* **Requirement**: Copy every line that mentions the word "SIZE".

* **Dataset records**:
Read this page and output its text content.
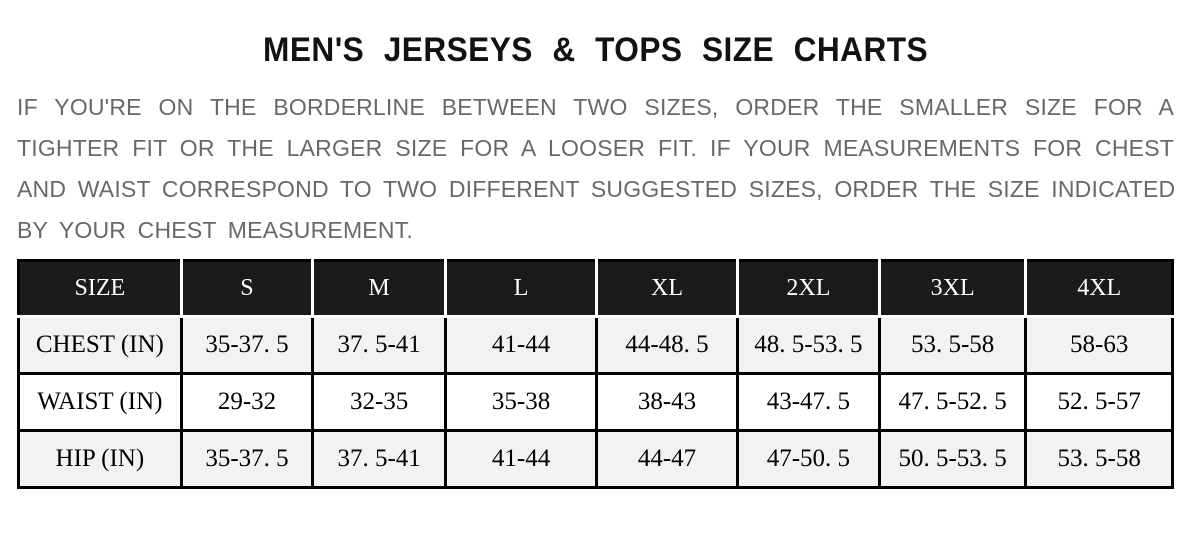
MEN'S JERSEYS & TOPS SIZE CHARTS
IF YOU'RE ON THE BORDERLINE BETWEEN TWO SIZES, ORDER THE SMALLER SIZE FOR A
TIGHTER FIT OR THE LARGER SIZE FOR A LOOSER FIT. IF YOUR MEASUREMENTS FOR CHEST
AND WAIST CORRESPOND TO TWO DIFFERENT SUGGESTED SIZES, ORDER THE SIZE INDICATED
BY YOUR CHEST MEASUREMENT.
SIZE	S	M	L	XL	2XL	3XL	4XL
CHEST (IN)	35-37. 5	37. 5-41	41-44	44-48. 5	48. 5-53. 5	53. 5-58	58-63
WAIST (IN)	29-32	32-35	35-38	38-43	43-47. 5	47. 5-52. 5	52. 5-57
HIP (IN)	35-37. 5	37. 5-41	41-44	44-47	47-50. 5	50. 5-53. 5	53. 5-58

* **Solution to the problem**:
MEN'S JERSEYS & TOPS SIZE CHARTS
IF YOU'RE ON THE BORDERLINE BETWEEN TWO SIZES, ORDER THE SMALLER SIZE FOR A
TIGHTER FIT OR THE LARGER SIZE FOR A LOOSER FIT. IF YOUR MEASUREMENTS FOR CHEST
AND WAIST CORRESPOND TO TWO DIFFERENT SUGGESTED SIZES, ORDER THE SIZE INDICATED
SIZE	S	M	L	XL	2XL	3XL	4XL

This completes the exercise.